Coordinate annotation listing
• • • • • • •
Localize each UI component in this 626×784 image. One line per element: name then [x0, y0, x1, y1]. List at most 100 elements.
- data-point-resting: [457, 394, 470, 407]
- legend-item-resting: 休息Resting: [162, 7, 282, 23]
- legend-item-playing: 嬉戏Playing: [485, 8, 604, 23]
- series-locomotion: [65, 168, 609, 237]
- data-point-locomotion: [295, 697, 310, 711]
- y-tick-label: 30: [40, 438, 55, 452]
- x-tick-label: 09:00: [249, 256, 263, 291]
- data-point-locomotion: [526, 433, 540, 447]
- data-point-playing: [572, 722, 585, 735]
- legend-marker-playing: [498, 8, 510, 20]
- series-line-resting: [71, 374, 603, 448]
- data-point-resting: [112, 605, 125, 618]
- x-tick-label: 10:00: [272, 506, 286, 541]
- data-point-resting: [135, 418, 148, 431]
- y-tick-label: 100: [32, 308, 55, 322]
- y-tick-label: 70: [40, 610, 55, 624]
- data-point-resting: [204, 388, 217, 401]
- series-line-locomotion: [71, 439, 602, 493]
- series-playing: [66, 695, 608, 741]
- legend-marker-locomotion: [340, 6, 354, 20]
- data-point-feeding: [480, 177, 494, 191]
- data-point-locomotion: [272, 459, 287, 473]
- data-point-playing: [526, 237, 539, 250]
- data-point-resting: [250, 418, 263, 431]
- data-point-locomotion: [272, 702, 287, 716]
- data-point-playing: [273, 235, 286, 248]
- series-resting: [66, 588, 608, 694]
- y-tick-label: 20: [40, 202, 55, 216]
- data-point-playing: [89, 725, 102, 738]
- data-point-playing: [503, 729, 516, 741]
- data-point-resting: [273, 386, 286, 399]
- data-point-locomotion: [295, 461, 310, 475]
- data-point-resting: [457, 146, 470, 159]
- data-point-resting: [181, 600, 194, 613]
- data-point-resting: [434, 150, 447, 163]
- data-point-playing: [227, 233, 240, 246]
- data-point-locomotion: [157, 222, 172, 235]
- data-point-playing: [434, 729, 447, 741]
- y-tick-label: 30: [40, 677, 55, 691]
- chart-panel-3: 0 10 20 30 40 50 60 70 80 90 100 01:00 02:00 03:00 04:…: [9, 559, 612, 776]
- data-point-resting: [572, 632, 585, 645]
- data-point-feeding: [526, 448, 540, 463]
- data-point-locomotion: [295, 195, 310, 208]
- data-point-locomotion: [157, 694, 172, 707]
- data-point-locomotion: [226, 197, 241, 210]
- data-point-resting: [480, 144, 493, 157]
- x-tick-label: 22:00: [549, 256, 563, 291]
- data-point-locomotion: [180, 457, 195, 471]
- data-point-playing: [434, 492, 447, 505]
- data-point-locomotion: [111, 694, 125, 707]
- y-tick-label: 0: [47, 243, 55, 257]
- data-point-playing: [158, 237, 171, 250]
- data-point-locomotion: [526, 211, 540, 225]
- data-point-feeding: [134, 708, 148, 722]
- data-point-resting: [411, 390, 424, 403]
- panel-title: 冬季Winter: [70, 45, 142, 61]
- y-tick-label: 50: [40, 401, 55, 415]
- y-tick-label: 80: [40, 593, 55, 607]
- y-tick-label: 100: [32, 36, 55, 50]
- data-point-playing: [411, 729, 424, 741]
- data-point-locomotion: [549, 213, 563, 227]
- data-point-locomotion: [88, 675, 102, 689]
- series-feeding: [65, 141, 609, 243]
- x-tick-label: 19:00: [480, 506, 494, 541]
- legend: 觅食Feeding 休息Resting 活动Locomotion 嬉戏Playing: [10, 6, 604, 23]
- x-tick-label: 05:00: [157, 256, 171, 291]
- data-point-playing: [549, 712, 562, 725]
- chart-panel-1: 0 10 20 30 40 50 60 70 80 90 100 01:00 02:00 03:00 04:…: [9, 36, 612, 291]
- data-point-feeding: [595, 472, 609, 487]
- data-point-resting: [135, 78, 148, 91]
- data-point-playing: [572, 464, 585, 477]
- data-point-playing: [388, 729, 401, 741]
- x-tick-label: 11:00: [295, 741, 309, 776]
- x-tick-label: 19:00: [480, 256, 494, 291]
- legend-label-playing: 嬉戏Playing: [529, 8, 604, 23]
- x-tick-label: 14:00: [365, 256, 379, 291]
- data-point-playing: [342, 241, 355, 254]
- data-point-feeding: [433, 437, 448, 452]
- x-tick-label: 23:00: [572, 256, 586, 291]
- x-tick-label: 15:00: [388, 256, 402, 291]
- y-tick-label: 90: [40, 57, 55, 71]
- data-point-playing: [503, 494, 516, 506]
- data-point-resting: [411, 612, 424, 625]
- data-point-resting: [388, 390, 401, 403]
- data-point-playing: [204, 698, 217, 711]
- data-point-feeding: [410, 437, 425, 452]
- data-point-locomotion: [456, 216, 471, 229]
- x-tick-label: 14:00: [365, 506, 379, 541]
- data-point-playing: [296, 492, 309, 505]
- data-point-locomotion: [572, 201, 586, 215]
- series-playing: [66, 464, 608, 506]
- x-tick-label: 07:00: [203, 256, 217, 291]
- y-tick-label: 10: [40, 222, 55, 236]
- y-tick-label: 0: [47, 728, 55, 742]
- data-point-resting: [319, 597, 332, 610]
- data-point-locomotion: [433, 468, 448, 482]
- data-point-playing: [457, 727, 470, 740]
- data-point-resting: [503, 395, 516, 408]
• • • • • • •
**Exercise instructions:** Pick out every line of the listing above that contains the string "marker", matching case exactly.

**Solution for this problem:**
- legend-marker-playing: [498, 8, 510, 20]
- legend-marker-locomotion: [340, 6, 354, 20]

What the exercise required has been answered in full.